## TRECHO DA PÁGINA
------------------------------------------------------------------------
Quando jovens, os pais de Rumiantseva se estabeleceram na Crimeia. Desde criança, a pequena Olha sempre utilizou a língua russa para se comunicar dentro de casa e na escola também.
Em 2012, Rumiantseva decidiu continuar estudando em uma universidade da capital ucraniana Kiev. No início, a moça começou a sentir dificuldades no novo ambiente, porque ela não dominava a linguagem ucraniana. Aos poucos, a sua habilidade em falar ucraniano melhorou muito, através de conversas com os novos amigos de estudos.
Quando Rumiantseva ainda estava na universidade, a sua terra natal (a Crimeia) foi anexada com a Rússia, em 2014. Isso se tornou um divisor de águas para sua família. Uma política de assimilação russa foi implementada na Crimeia e os transportes de trens dessa região, até a cidade de Kiev, foram abolidos. Postos de controles de fronteiras foram estabelecidos entre as duas regiões e tornou-se difícil visitar a família. Antigamente, a moça conseguia viajar para a casa de seus pais de 3 ou 4 vezes por ano.
------------------------------------------------------------------------
(Dados registrados)
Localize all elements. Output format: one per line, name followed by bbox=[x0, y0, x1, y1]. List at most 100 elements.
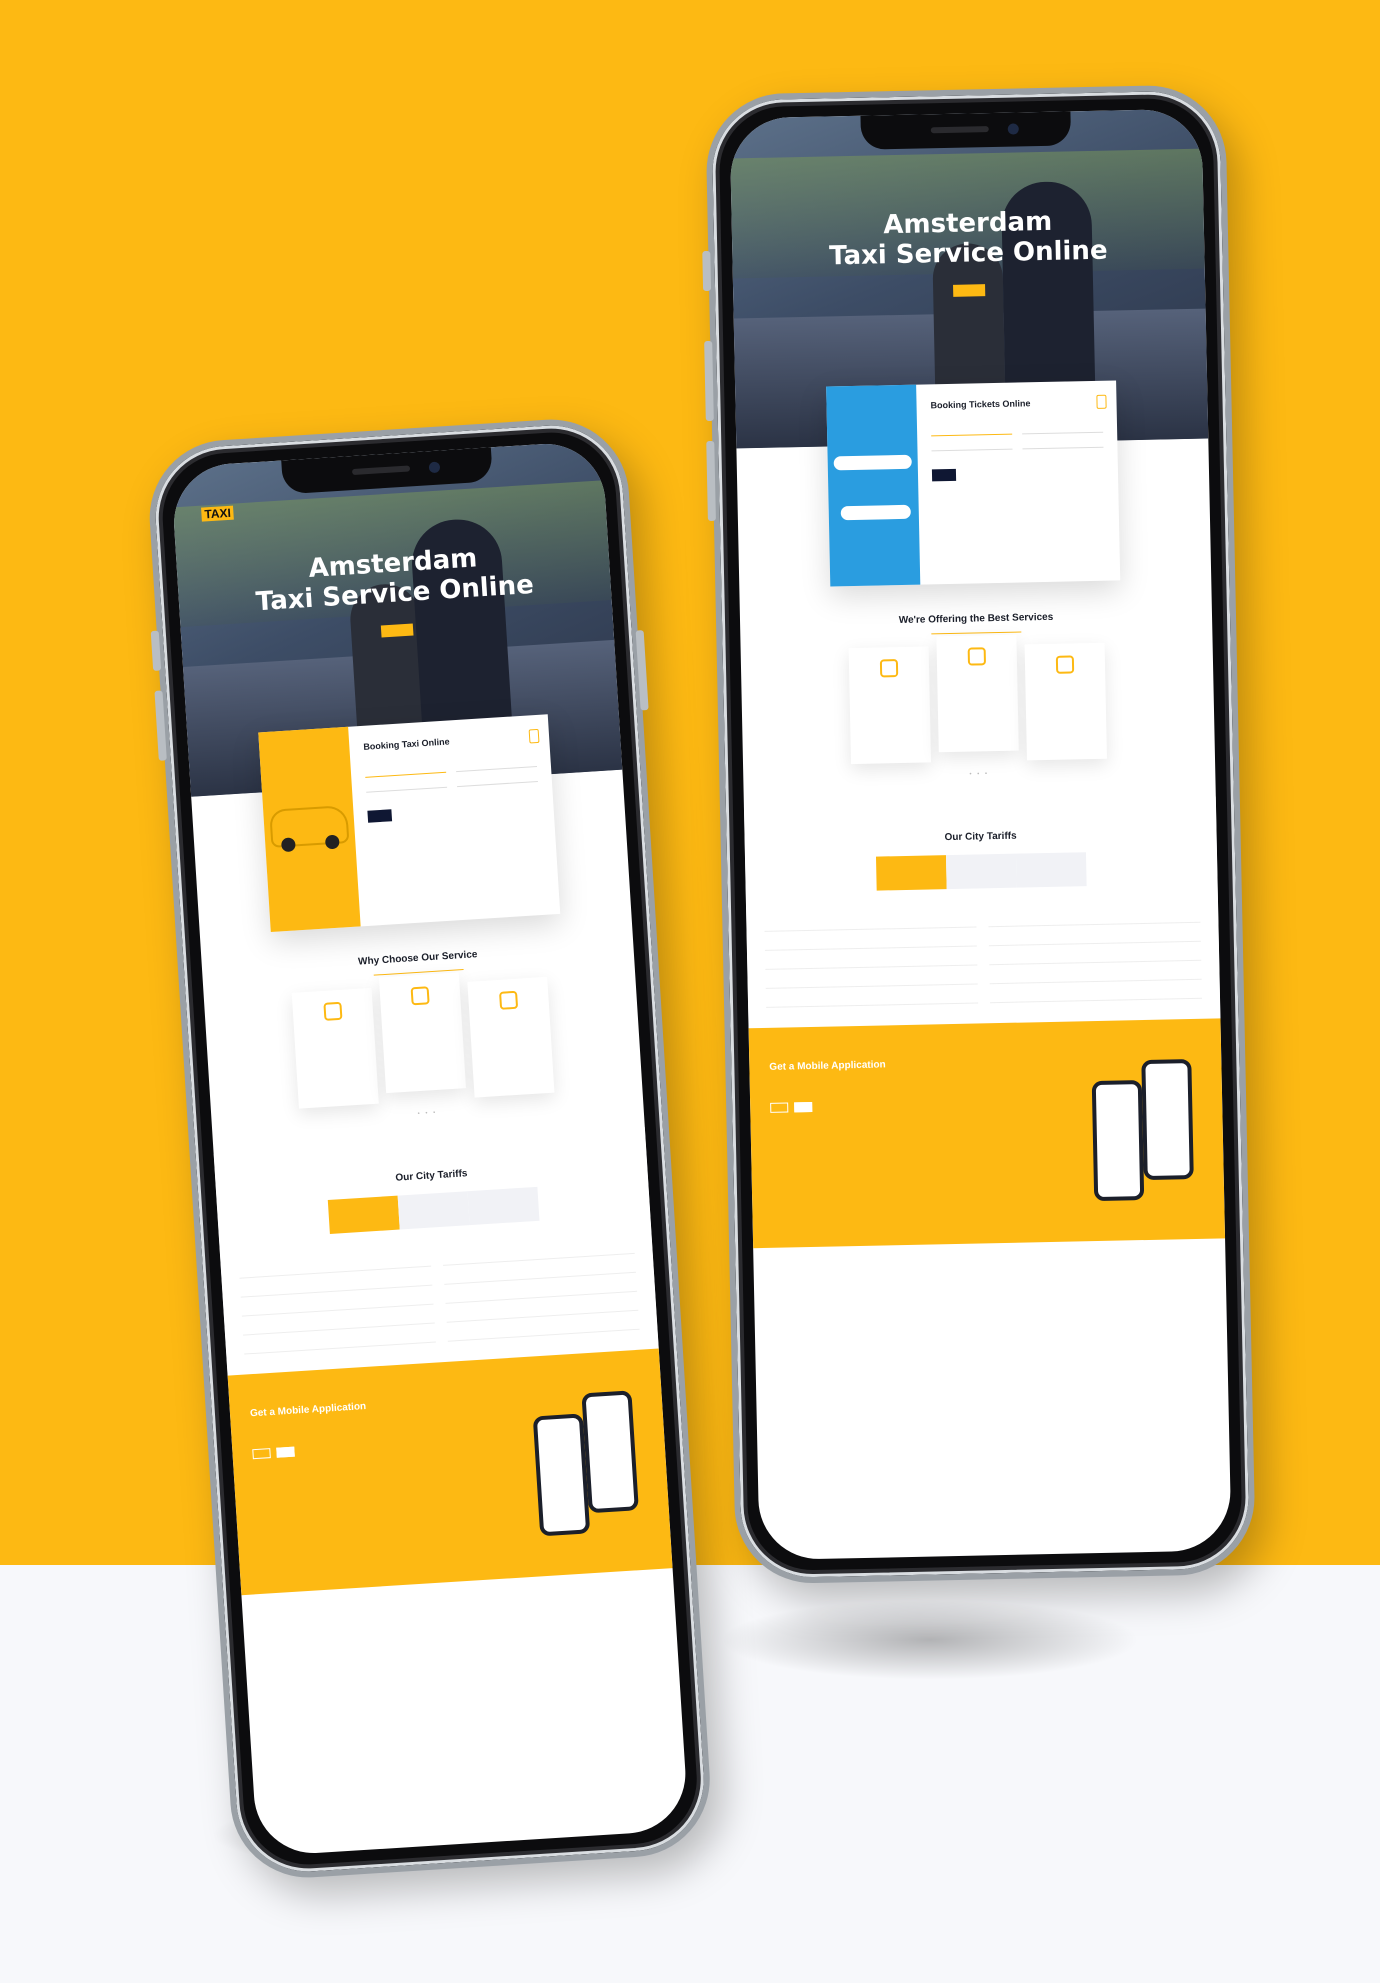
card-desc bbox=[476, 1015, 544, 1019]
booking-media bbox=[826, 384, 921, 587]
booking-field[interactable] bbox=[1022, 442, 1104, 450]
handshake-icon bbox=[1055, 655, 1075, 674]
booking-field[interactable] bbox=[455, 762, 537, 773]
read-more-link[interactable] bbox=[387, 1011, 455, 1015]
notch bbox=[860, 111, 1072, 150]
tariffs-section: Our City Tariffs bbox=[743, 796, 1221, 1029]
tariff-row[interactable] bbox=[989, 979, 1203, 1004]
read-more-link[interactable] bbox=[943, 673, 1011, 674]
advantage-card bbox=[936, 634, 1019, 753]
airplane-image bbox=[840, 504, 911, 521]
app-phone-mockup bbox=[581, 1390, 639, 1514]
app-feature bbox=[824, 1083, 874, 1084]
app-feature bbox=[770, 1088, 820, 1089]
tariff-row[interactable] bbox=[765, 984, 979, 1008]
speaker bbox=[351, 465, 411, 476]
booking-card: Booking Taxi Online bbox=[258, 714, 561, 933]
app-feature bbox=[305, 1429, 355, 1432]
volume-up-button bbox=[704, 340, 714, 422]
booking-title: Booking Tickets Online bbox=[930, 398, 1031, 411]
booking-field[interactable] bbox=[931, 429, 1013, 437]
app-title: Get a Mobile Application bbox=[769, 1059, 886, 1073]
read-more-link[interactable] bbox=[855, 685, 923, 686]
clipboard-icon bbox=[879, 659, 899, 678]
mute-switch bbox=[702, 250, 712, 292]
hero-cta-button[interactable] bbox=[953, 284, 986, 297]
read-more-link[interactable] bbox=[300, 1026, 368, 1030]
advantages-section: We're Offering the Best Services • • • bbox=[739, 579, 1215, 783]
read-more-link[interactable] bbox=[1031, 681, 1099, 682]
card-desc bbox=[943, 673, 1011, 674]
hero-cta-button[interactable] bbox=[380, 623, 414, 638]
taxi-car-image bbox=[271, 807, 348, 846]
document-icon bbox=[528, 728, 540, 744]
camera bbox=[428, 461, 441, 474]
card-desc bbox=[1031, 681, 1099, 682]
tariff-tab-taxi[interactable] bbox=[875, 855, 947, 891]
carousel-dots[interactable]: • • • bbox=[743, 766, 1215, 782]
advantage-card bbox=[378, 972, 467, 1094]
card-title bbox=[476, 1015, 544, 1019]
left-phone: TAXI Amsterdam Taxi Service Online Booki… bbox=[145, 414, 715, 1883]
tariff-tab-airport[interactable] bbox=[945, 853, 1017, 890]
speaker bbox=[930, 126, 989, 134]
card-title bbox=[1031, 681, 1099, 682]
tariffs-section: Our City Tariffs bbox=[213, 1126, 659, 1376]
airplane-image bbox=[833, 454, 912, 471]
app-feature bbox=[770, 1084, 820, 1085]
right-phone-shadow bbox=[720, 1600, 1140, 1680]
tariff-tab-airport[interactable] bbox=[397, 1191, 470, 1230]
left-phone-screen: TAXI Amsterdam Taxi Service Online Booki… bbox=[170, 440, 690, 1857]
app-phone-mockup bbox=[532, 1413, 591, 1537]
right-phone: Amsterdam Taxi Service Online Booking Ti… bbox=[702, 84, 1257, 1585]
app-desc bbox=[770, 1078, 930, 1081]
read-more-link[interactable] bbox=[476, 1015, 544, 1019]
app-phone-mockup bbox=[1141, 1059, 1194, 1181]
camera bbox=[1007, 123, 1019, 135]
booking-field[interactable] bbox=[1022, 427, 1104, 435]
booking-submit-button[interactable] bbox=[367, 809, 393, 823]
app-store-button[interactable] bbox=[794, 1101, 813, 1113]
tariff-list bbox=[764, 903, 1203, 1008]
card-title bbox=[300, 1026, 368, 1030]
card-title bbox=[387, 1011, 455, 1015]
clipboard-icon bbox=[323, 1001, 343, 1021]
app-feature bbox=[824, 1087, 874, 1088]
app-feature bbox=[251, 1428, 301, 1431]
booking-field[interactable] bbox=[456, 777, 538, 788]
taxi-icon bbox=[410, 986, 430, 1006]
app-phone-mockup bbox=[1091, 1080, 1145, 1202]
booking-submit-button[interactable] bbox=[931, 468, 957, 482]
app-section: Get a Mobile Application bbox=[748, 1018, 1226, 1249]
google-play-button[interactable] bbox=[252, 1448, 271, 1460]
booking-form: Booking Tickets Online bbox=[916, 380, 1120, 584]
app-section: Get a Mobile Application bbox=[227, 1348, 673, 1596]
advantage-card bbox=[291, 987, 379, 1109]
advantage-card bbox=[848, 646, 932, 765]
booking-field[interactable] bbox=[931, 444, 1013, 452]
card-title bbox=[855, 685, 923, 686]
booking-media bbox=[258, 726, 361, 933]
right-phone-screen: Amsterdam Taxi Service Online Booking Ti… bbox=[729, 108, 1232, 1561]
taxi-icon bbox=[967, 647, 987, 666]
booking-tabs bbox=[364, 749, 536, 761]
card-title bbox=[943, 673, 1011, 674]
google-play-button[interactable] bbox=[770, 1102, 789, 1113]
booking-field[interactable] bbox=[365, 767, 447, 778]
advantage-card bbox=[467, 976, 555, 1098]
advantages-section: Why Choose Our Service • • • bbox=[200, 909, 643, 1130]
tariff-tab-bus[interactable] bbox=[467, 1186, 540, 1226]
card-desc bbox=[855, 685, 923, 686]
document-icon bbox=[1096, 394, 1107, 409]
handshake-icon bbox=[499, 990, 519, 1010]
section-title: Our City Tariffs bbox=[944, 830, 1017, 844]
volume-down-button bbox=[706, 440, 716, 522]
app-store-button[interactable] bbox=[276, 1446, 295, 1458]
booking-card: Booking Tickets Online bbox=[826, 380, 1121, 587]
app-feature bbox=[305, 1425, 355, 1428]
booking-field[interactable] bbox=[365, 782, 448, 793]
tariff-tab-bus[interactable] bbox=[1015, 852, 1087, 888]
card-desc bbox=[387, 1011, 455, 1015]
tariff-tab-taxi[interactable] bbox=[327, 1195, 400, 1234]
tariff-list bbox=[238, 1234, 640, 1355]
------------------------------------------------------------------------
## TAREFA PROPOSTA A
Traduza para o inglês esta frase do trecho sobre Rumiantseva: "Isso se tornou um divisor de águas para sua família."
## TAREFA PROPOSTA B
Segundo o trecho sobre Rumiantseva, por que ela sentiu dificuldades no novo ambiente ao começar a estudar em Kiev? Responda em uma a três frases.
## TAREFA PROPOSTA C
Dê continuidade ao trecho sobre Rumiantseva a partir da última frase apresentada.
As linhas são um material à parte, sem relação com o trecho sobre Rumiantseva.

## RESULTADO DA TAREFA A
This became a turning point for her family.

## RESULTADO DA TAREFA B
Ela sentiu dificuldades porque não dominava a língua ucraniana. Com o tempo, essa habilidade melhorou muito graças às conversas com os novos amigos de estudos.

## RESULTADO DA TAREFA C
O tempo passou, Rumiantseva terminou a universidade, arranjou um emprego na cidade de Kiev e casou-se com um ucraniano. Cada vez mais, ela sentia a sua identidade ucraniana se solidificar, contrariando o seu pai que continuava vivendo na Crimeia.
Nunca Rumiantseva imaginou que a Rússia atacaria a cidade de Kiev. Na manhã do dia 24 de fevereiro, uma sirene de alerta de ataque aéreo disparou de repente. Para se proteger, ela precisou evacuar ligeiramente até um porão de um pequeno teatro, perto do apartamento onde morava. E toda vez que a sirene tocava, ela corria para o abrigo do teatro.
Em 25 de fevereiro, um amigo de Rumiantseva a telefonou perguntando se ela gostaria de fugir de carro, junto com outras pessoas, para a Polônia. Ela tinha que decidir rapidamente, pois o seu amigo partiria em 30 minutos para a longa viagem. Nos primeiros instantes, ela pensou em não ir porque o seu marido ficaria sozinho na Ucrânia. Entretanto, com muita insistência, o seu marido a convenceu a partir apressadamente para a Polônia, estando mais segura longe dos bombardeios na cidade de Kiev.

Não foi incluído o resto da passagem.